Reproduce all of the material word for word.
+++ THE DATA +++
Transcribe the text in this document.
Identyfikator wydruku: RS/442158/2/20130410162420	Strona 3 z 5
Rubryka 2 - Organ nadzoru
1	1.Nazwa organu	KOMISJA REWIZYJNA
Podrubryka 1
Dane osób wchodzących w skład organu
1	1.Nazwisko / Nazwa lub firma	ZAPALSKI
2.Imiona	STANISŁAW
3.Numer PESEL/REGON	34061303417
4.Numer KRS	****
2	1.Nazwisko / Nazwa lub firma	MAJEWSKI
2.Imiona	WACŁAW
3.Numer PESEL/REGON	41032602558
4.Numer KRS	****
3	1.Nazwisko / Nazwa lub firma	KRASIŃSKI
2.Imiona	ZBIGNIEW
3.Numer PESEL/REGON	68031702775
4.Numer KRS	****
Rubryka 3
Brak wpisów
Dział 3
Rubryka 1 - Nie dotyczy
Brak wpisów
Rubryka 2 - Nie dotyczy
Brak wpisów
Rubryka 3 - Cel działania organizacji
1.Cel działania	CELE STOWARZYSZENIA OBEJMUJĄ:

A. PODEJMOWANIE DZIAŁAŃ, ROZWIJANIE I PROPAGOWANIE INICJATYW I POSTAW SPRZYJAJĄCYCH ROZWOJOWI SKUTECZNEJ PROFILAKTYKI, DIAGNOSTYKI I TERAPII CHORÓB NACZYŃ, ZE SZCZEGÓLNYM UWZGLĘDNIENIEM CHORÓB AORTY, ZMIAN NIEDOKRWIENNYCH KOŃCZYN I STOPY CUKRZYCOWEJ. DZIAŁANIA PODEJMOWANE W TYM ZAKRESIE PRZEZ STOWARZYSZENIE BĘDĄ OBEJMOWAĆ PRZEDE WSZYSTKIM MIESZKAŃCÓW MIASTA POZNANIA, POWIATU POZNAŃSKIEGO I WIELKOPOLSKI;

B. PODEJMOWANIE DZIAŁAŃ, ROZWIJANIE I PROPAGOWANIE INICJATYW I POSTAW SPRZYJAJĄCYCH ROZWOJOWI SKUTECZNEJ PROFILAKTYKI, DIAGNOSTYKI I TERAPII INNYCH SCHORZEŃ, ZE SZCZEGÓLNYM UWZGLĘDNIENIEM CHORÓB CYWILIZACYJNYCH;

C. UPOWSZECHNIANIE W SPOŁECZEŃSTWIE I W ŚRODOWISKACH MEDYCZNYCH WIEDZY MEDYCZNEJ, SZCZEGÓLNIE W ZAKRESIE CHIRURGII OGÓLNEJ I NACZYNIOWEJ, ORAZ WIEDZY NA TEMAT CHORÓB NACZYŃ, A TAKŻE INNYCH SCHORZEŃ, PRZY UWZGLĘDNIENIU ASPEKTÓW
+++
**COMPLETED EXERCISE:**
Transcribe the text in this document.
Identyfikator wydruku: RS/442158/2/20130410162420	Strona 3 z 5
Rubryka 2 - Organ nadzoru
1	1.Nazwa organu	KOMISJA REWIZYJNA
Podrubryka 1
Dane osób wchodzących w skład organu
1	1.Nazwisko / Nazwa lub firma	ZAPALSKI
2.Imiona	STANISŁAW
3.Numer PESEL/REGON	34061303417
4.Numer KRS	****
2	1.Nazwisko / Nazwa lub firma	MAJEWSKI
2.Imiona	WACŁAW
3.Numer PESEL/REGON	41032602558
4.Numer KRS	****
3	1.Nazwisko / Nazwa lub firma	KRASIŃSKI
2.Imiona	ZBIGNIEW
3.Numer PESEL/REGON	68031702775
4.Numer KRS	****
Rubryka 3
Brak wpisów
Dział 3
Rubryka 1 - Nie dotyczy
Brak wpisów
Rubryka 2 - Nie dotyczy
Brak wpisów
Rubryka 3 - Cel działania organizacji
1.Cel działania	CELE STOWARZYSZENIA OBEJMUJĄ:

A. PODEJMOWANIE DZIAŁAŃ, ROZWIJANIE I PROPAGOWANIE INICJATYW I POSTAW SPRZYJAJĄCYCH ROZWOJOWI SKUTECZNEJ PROFILAKTYKI, DIAGNOSTYKI I TERAPII CHORÓB NACZYŃ, ZE SZCZEGÓLNYM UWZGLĘDNIENIEM CHORÓB AORTY, ZMIAN NIEDOKRWIENNYCH KOŃCZYN I STOPY CUKRZYCOWEJ. DZIAŁANIA PODEJMOWANE W TYM ZAKRESIE PRZEZ STOWARZYSZENIE BĘDĄ OBEJMOWAĆ PRZEDE WSZYSTKIM MIESZKAŃCÓW MIASTA POZNANIA, POWIATU POZNAŃSKIEGO I WIELKOPOLSKI;

B. PODEJMOWANIE DZIAŁAŃ, ROZWIJANIE I PROPAGOWANIE INICJATYW I POSTAW SPRZYJAJĄCYCH ROZWOJOWI SKUTECZNEJ PROFILAKTYKI, DIAGNOSTYKI I TERAPII INNYCH SCHORZEŃ, ZE SZCZEGÓLNYM UWZGLĘDNIENIEM CHORÓB CYWILIZACYJNYCH;

C. UPOWSZECHNIANIE W SPOŁECZEŃSTWIE I W ŚRODOWISKACH MEDYCZNYCH WIEDZY MEDYCZNEJ, SZCZEGÓLNIE W ZAKRESIE CHIRURGII OGÓLNEJ I NACZYNIOWEJ, ORAZ WIEDZY NA TEMAT CHORÓB NACZYŃ, A TAKŻE INNYCH SCHORZEŃ, PRZY UWZGLĘDNIENIU ASPEKTÓW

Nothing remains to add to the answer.